(A block of data)
+++++

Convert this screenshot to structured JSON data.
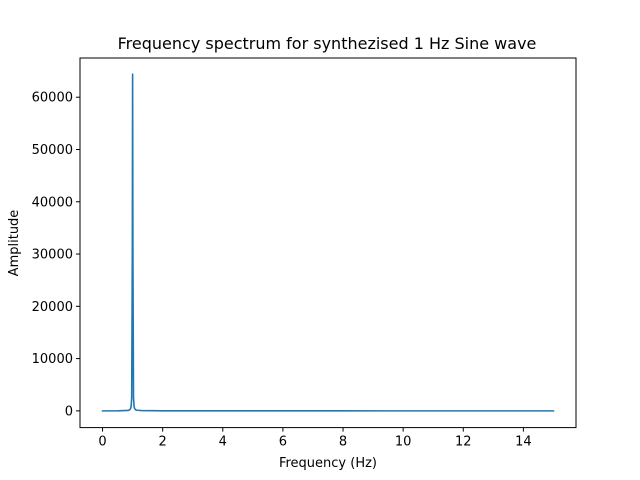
{
  "chart_data": {
    "type": "line",
    "title": "Frequency spectrum for synthezised 1 Hz Sine wave",
    "xlabel": "Frequency (Hz)",
    "ylabel": "Amplitude",
    "xlim": [
      -0.75,
      15.75
    ],
    "ylim": [
      -3200,
      67500
    ],
    "xticks": [
      0,
      2,
      4,
      6,
      8,
      10,
      12,
      14
    ],
    "xtick_labels": [
      "0",
      "2",
      "4",
      "6",
      "8",
      "10",
      "12",
      "14"
    ],
    "yticks": [
      0,
      10000,
      20000,
      30000,
      40000,
      50000,
      60000
    ],
    "ytick_labels": [
      "0",
      "10000",
      "20000",
      "30000",
      "40000",
      "50000",
      "60000"
    ],
    "grid": false,
    "legend": false,
    "series": [
      {
        "color": "#1f77b4",
        "x": [
          0,
          0.5,
          0.85,
          0.9,
          0.93,
          0.95,
          0.97,
          0.99,
          1.0,
          1.01,
          1.03,
          1.05,
          1.07,
          1.1,
          1.15,
          1.3,
          2,
          4,
          6,
          8,
          10,
          12,
          14,
          15
        ],
        "y": [
          0,
          20,
          80,
          200,
          400,
          800,
          2500,
          30000,
          64400,
          30000,
          2500,
          800,
          400,
          200,
          120,
          60,
          20,
          5,
          3,
          2,
          1,
          1,
          1,
          0
        ]
      }
    ]
  }
}
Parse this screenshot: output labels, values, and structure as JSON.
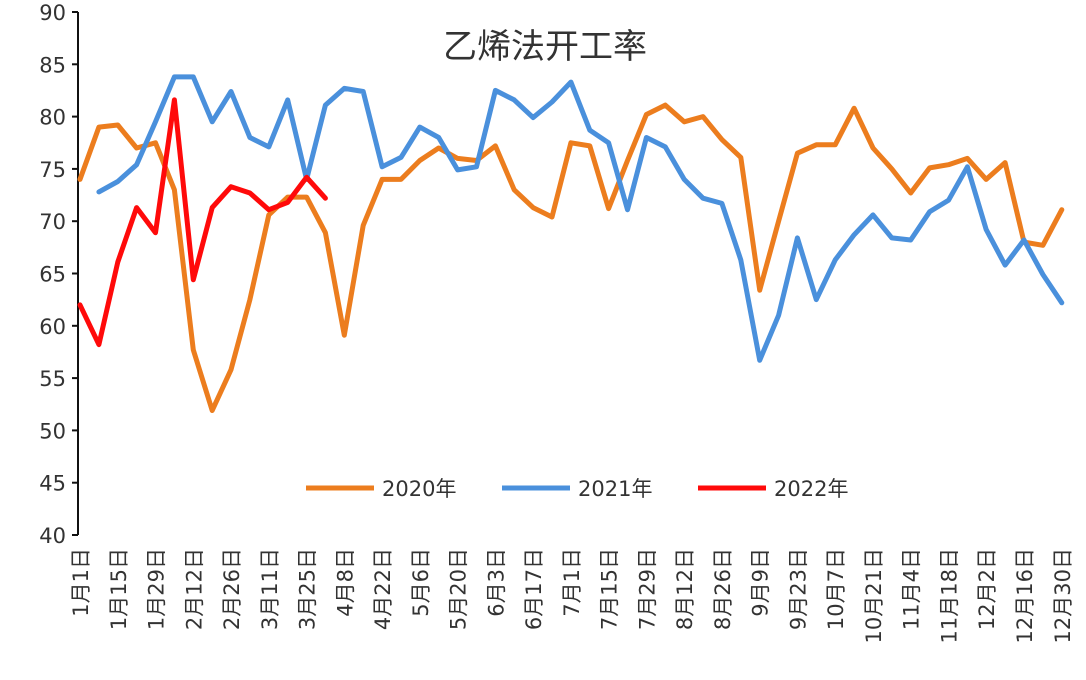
{
  "chart_data": {
    "type": "line",
    "title": "乙烯法开工率",
    "xlabel": "",
    "ylabel": "",
    "ylim": [
      40,
      90
    ],
    "yticks": [
      40,
      45,
      50,
      55,
      60,
      65,
      70,
      75,
      80,
      85,
      90
    ],
    "x_tick_labels": [
      "1月1日",
      "1月15日",
      "1月29日",
      "2月12日",
      "2月26日",
      "3月11日",
      "3月25日",
      "4月8日",
      "4月22日",
      "5月6日",
      "5月20日",
      "6月3日",
      "6月17日",
      "7月1日",
      "7月15日",
      "7月29日",
      "8月12日",
      "8月26日",
      "9月9日",
      "9月23日",
      "10月7日",
      "10月21日",
      "11月4日",
      "11月18日",
      "12月2日",
      "12月16日",
      "12月30日"
    ],
    "grid": false,
    "legend_position": "bottom-center",
    "series": [
      {
        "name": "2020年",
        "color": "#EC7D1E",
        "values": [
          74,
          79,
          79.2,
          77,
          77.5,
          73,
          57.7,
          51.9,
          55.8,
          62.5,
          70.6,
          72.3,
          72.3,
          68.9,
          59.1,
          69.6,
          74,
          74,
          75.8,
          77,
          76,
          75.8,
          77.2,
          73,
          71.3,
          70.4,
          77.5,
          77.2,
          71.2,
          75.8,
          80.2,
          81.1,
          79.5,
          80,
          77.8,
          76.1,
          63.4,
          70,
          76.5,
          77.3,
          77.3,
          80.8,
          77,
          75,
          72.7,
          75.1,
          75.4,
          76,
          74,
          75.6,
          68,
          67.7,
          71.1
        ]
      },
      {
        "name": "2021年",
        "color": "#4A90DC",
        "values": [
          null,
          72.8,
          73.8,
          75.4,
          79.5,
          83.8,
          83.8,
          79.5,
          82.4,
          78,
          77.1,
          81.6,
          74,
          81.1,
          82.7,
          82.4,
          75.2,
          76.1,
          79,
          78,
          74.9,
          75.2,
          82.5,
          81.6,
          79.9,
          81.4,
          83.3,
          78.7,
          77.5,
          71.1,
          78,
          77.1,
          74,
          72.2,
          71.7,
          66.3,
          56.7,
          61,
          68.4,
          62.5,
          66.3,
          68.7,
          70.6,
          68.4,
          68.2,
          70.9,
          72,
          75.2,
          69.2,
          65.8,
          68.2,
          64.9,
          62.2
        ]
      },
      {
        "name": "2022年",
        "color": "#FF0A0A",
        "values": [
          62,
          58.2,
          66.1,
          71.3,
          68.9,
          81.6,
          64.4,
          71.3,
          73.3,
          72.7,
          71.1,
          71.8,
          74.2,
          72.2
        ]
      }
    ]
  }
}
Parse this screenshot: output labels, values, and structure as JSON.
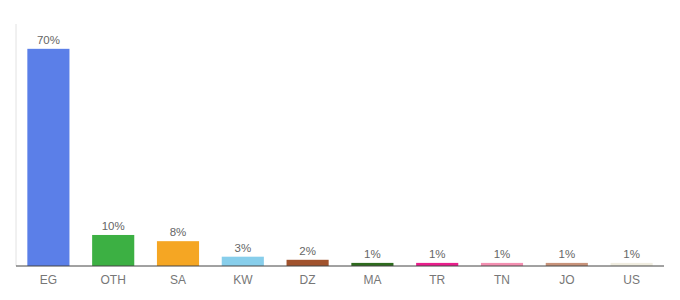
{
  "chart_data": {
    "type": "bar",
    "categories": [
      "EG",
      "OTH",
      "SA",
      "KW",
      "DZ",
      "MA",
      "TR",
      "TN",
      "JO",
      "US"
    ],
    "values": [
      70,
      10,
      8,
      3,
      2,
      1,
      1,
      1,
      1,
      1
    ],
    "value_labels": [
      "70%",
      "10%",
      "8%",
      "3%",
      "2%",
      "1%",
      "1%",
      "1%",
      "1%",
      "1%"
    ],
    "colors": [
      "#5b7fe8",
      "#3cb043",
      "#f5a623",
      "#87ceeb",
      "#a0522d",
      "#2e6b1e",
      "#e91e8c",
      "#f48fb1",
      "#c8937a",
      "#f0ede0"
    ],
    "ylim": [
      0,
      78
    ],
    "data_labels": true,
    "tick_labels": "x",
    "grid": false
  }
}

+++++

AIM OF THE EXERCISE
Pick out the lines that include the word "Frequency" and write them out.

RESPONSE TO THE EXERCISE
    "title": "Frequency spectrum for synthezised 1 Hz Sine wave",
    "xlabel": "Frequency (Hz)",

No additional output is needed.